DIRECTIONS FOR THIS TASK
Filter the records below and copy every line containing the word "BINANCE".

===== GIVEN DATA =====

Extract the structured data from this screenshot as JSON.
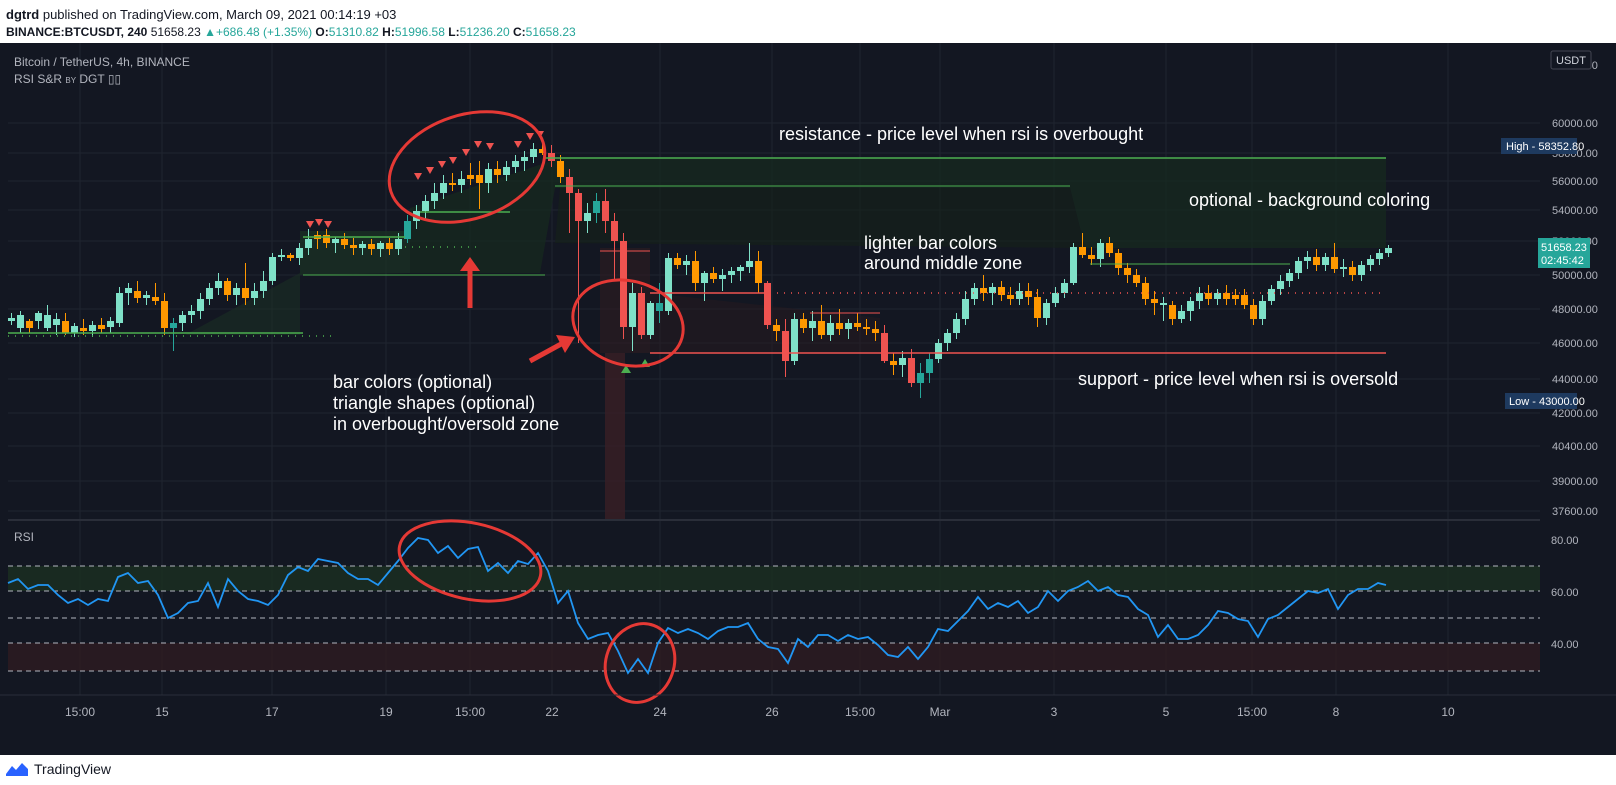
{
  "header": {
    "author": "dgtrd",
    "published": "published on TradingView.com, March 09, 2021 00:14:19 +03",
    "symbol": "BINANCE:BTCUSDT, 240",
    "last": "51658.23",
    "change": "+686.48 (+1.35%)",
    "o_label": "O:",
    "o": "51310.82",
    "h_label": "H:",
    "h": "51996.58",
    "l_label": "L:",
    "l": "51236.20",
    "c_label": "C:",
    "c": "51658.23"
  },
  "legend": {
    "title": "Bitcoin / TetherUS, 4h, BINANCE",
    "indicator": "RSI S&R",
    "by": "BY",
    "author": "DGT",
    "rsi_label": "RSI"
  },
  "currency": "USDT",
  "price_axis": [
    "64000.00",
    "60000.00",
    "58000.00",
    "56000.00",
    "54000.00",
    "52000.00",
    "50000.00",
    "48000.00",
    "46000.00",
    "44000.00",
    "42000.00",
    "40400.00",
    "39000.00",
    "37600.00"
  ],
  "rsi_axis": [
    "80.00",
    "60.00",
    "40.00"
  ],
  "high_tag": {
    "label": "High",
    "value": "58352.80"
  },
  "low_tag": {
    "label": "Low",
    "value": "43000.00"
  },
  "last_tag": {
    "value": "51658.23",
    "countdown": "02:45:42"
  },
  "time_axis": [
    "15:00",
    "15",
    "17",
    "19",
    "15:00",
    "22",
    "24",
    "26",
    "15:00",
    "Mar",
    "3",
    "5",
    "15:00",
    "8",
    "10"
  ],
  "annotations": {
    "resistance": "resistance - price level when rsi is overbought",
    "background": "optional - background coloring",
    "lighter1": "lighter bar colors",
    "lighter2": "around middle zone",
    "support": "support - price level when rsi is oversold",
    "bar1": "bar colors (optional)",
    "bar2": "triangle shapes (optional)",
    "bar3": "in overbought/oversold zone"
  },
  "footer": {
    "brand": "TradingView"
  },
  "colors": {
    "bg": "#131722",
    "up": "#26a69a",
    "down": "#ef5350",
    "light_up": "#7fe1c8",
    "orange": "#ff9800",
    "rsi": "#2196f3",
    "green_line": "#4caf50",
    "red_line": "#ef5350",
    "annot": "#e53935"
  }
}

=====

RESPONSE TO THE TASK
    "symbol": "BINANCE:BTCUSDT, 240",
    "title": "Bitcoin / TetherUS, 4h, BINANCE",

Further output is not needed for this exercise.